◆ AIM ◆
Below is a block of records; repeat all of them exactly.

◆ DATASET RECORDS ◆
——
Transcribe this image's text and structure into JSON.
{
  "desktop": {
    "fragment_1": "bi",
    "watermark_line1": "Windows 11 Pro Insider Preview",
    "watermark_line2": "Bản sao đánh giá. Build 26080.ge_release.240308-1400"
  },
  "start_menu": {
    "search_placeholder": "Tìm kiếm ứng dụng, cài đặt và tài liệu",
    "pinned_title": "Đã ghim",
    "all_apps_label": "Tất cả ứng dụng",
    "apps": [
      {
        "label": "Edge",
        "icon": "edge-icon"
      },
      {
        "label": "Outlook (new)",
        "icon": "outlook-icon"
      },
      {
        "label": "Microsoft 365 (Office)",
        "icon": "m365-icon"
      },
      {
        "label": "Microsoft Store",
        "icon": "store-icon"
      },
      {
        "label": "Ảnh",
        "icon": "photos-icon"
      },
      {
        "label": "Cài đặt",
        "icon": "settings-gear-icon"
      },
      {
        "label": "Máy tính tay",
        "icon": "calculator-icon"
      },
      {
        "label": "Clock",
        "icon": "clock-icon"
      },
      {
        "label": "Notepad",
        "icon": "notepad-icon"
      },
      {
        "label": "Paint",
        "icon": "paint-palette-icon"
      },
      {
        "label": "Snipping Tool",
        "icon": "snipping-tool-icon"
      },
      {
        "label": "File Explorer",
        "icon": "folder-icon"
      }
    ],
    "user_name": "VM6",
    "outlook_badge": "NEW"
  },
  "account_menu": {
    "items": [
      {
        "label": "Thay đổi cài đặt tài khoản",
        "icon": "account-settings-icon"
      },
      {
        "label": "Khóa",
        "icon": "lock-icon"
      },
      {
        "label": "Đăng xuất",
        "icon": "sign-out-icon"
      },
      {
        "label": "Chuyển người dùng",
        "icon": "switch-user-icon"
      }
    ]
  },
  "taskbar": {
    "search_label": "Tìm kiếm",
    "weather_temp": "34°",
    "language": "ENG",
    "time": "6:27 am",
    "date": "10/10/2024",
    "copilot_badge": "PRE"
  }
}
——
◆ ANSWER TO THE TASK ◆
Transcribe this image's text and structure into JSON.
{
  "desktop": {
    "fragment_1": "bi",
    "watermark_line1": "Windows 11 Pro Insider Preview",
    "watermark_line2": "Bản sao đánh giá. Build 26080.ge_release.240308-1400"
  },
  "start_menu": {
    "search_placeholder": "Tìm kiếm ứng dụng, cài đặt và tài liệu",
    "pinned_title": "Đã ghim",
    "all_apps_label": "Tất cả ứng dụng",
    "apps": [
      {
        "label": "Edge",
        "icon": "edge-icon"
      },
      {
        "label": "Outlook (new)",
        "icon": "outlook-icon"
      },
      {
        "label": "Microsoft 365 (Office)",
        "icon": "m365-icon"
      },
      {
        "label": "Microsoft Store",
        "icon": "store-icon"
      },
      {
        "label": "Ảnh",
        "icon": "photos-icon"
      },
      {
        "label": "Cài đặt",
        "icon": "settings-gear-icon"
      },
      {
        "label": "Máy tính tay",
        "icon": "calculator-icon"
      },
      {
        "label": "Clock",
        "icon": "clock-icon"
      },
      {
        "label": "Notepad",
        "icon": "notepad-icon"
      },
      {
        "label": "Paint",
        "icon": "paint-palette-icon"
      },
      {
        "label": "Snipping Tool",
        "icon": "snipping-tool-icon"
      },
      {
        "label": "File Explorer",
        "icon": "folder-icon"
      }
    ],
    "user_name": "VM6",
    "outlook_badge": "NEW"
  },
  "account_menu": {
    "items": [
      {
        "label": "Thay đổi cài đặt tài khoản",
        "icon": "account-settings-icon"
      },
      {
        "label": "Khóa",
        "icon": "lock-icon"
      },
      {
        "label": "Đăng xuất",
        "icon": "sign-out-icon"
      },
      {
        "label": "Chuyển người dùng",
        "icon": "switch-user-icon"
      }
    ]
  },
  "taskbar": {
    "search_label": "Tìm kiếm",
    "weather_temp": "34°",
    "language": "ENG",
    "time": "6:27 am",
    "date": "10/10/2024",
    "copilot_badge": "PRE"
  }
}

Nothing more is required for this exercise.